* Start Provided records *

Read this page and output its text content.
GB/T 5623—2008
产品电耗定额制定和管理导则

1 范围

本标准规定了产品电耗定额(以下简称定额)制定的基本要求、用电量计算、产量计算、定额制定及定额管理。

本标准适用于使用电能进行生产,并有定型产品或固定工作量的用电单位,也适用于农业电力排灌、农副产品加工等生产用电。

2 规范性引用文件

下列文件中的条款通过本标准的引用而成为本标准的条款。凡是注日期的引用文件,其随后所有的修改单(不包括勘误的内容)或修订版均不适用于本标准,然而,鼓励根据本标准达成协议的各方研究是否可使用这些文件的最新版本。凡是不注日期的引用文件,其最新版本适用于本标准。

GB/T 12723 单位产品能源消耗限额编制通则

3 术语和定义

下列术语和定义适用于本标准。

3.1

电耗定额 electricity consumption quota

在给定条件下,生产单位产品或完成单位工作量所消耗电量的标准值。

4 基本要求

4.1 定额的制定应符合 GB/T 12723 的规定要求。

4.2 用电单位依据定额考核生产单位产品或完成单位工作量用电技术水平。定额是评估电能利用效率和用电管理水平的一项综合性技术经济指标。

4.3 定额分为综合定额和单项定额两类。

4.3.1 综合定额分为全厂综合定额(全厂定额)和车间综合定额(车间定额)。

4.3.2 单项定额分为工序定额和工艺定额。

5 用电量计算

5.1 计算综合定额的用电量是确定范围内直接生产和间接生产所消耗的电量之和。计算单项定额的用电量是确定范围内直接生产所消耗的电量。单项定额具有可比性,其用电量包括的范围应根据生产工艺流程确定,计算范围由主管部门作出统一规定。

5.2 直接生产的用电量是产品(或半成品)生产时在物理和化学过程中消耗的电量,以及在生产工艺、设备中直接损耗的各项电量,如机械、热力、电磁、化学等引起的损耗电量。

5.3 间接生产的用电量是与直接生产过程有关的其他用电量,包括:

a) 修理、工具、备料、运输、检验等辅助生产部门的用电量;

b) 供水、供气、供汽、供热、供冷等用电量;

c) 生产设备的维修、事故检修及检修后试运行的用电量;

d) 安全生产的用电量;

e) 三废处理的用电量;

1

* End Provided records *

**The task**
Transcribe every record above exactly as it appears.

**Solution to this task**
Read this page and output its text content.
GB/T 5623—2008
产品电耗定额制定和管理导则

1 范围

本标准规定了产品电耗定额(以下简称定额)制定的基本要求、用电量计算、产量计算、定额制定及定额管理。

本标准适用于使用电能进行生产,并有定型产品或固定工作量的用电单位,也适用于农业电力排灌、农副产品加工等生产用电。

2 规范性引用文件

下列文件中的条款通过本标准的引用而成为本标准的条款。凡是注日期的引用文件,其随后所有的修改单(不包括勘误的内容)或修订版均不适用于本标准,然而,鼓励根据本标准达成协议的各方研究是否可使用这些文件的最新版本。凡是不注日期的引用文件,其最新版本适用于本标准。

GB/T 12723 单位产品能源消耗限额编制通则

3 术语和定义

下列术语和定义适用于本标准。

3.1

电耗定额 electricity consumption quota

在给定条件下,生产单位产品或完成单位工作量所消耗电量的标准值。

4 基本要求

4.1 定额的制定应符合 GB/T 12723 的规定要求。

4.2 用电单位依据定额考核生产单位产品或完成单位工作量用电技术水平。定额是评估电能利用效率和用电管理水平的一项综合性技术经济指标。

4.3 定额分为综合定额和单项定额两类。

4.3.1 综合定额分为全厂综合定额(全厂定额)和车间综合定额(车间定额)。

4.3.2 单项定额分为工序定额和工艺定额。

5 用电量计算

5.1 计算综合定额的用电量是确定范围内直接生产和间接生产所消耗的电量之和。计算单项定额的用电量是确定范围内直接生产所消耗的电量。单项定额具有可比性,其用电量包括的范围应根据生产工艺流程确定,计算范围由主管部门作出统一规定。

5.2 直接生产的用电量是产品(或半成品)生产时在物理和化学过程中消耗的电量,以及在生产工艺、设备中直接损耗的各项电量,如机械、热力、电磁、化学等引起的损耗电量。

5.3 间接生产的用电量是与直接生产过程有关的其他用电量,包括:

a) 修理、工具、备料、运输、检验等辅助生产部门的用电量;

b) 供水、供气、供汽、供热、供冷等用电量;

c) 生产设备的维修、事故检修及检修后试运行的用电量;

d) 安全生产的用电量;

e) 三废处理的用电量;

1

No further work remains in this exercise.